--- START PROVIDED ENTRIES ---

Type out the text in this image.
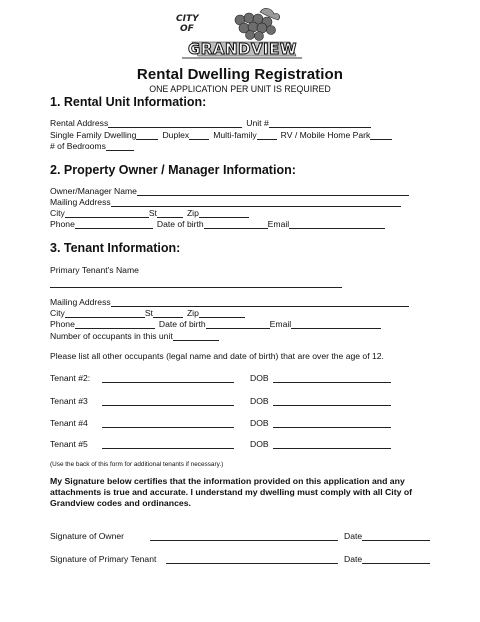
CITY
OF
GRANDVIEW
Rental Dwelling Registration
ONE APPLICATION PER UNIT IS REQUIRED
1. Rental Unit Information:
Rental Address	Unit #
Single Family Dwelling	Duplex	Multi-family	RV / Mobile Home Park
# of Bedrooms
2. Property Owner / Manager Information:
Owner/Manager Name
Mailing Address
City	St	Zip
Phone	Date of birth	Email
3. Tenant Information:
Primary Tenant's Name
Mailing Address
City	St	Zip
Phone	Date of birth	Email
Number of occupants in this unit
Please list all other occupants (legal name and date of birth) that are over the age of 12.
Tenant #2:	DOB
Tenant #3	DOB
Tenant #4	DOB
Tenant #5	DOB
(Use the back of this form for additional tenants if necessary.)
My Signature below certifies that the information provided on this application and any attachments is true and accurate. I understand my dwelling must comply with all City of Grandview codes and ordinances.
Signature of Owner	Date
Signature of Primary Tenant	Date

--- END PROVIDED ENTRIES ---

_CHALLENGE:_
The word "this" appears in how many lines of the data? Answer with only the number.

_RESULT BELOW:_
4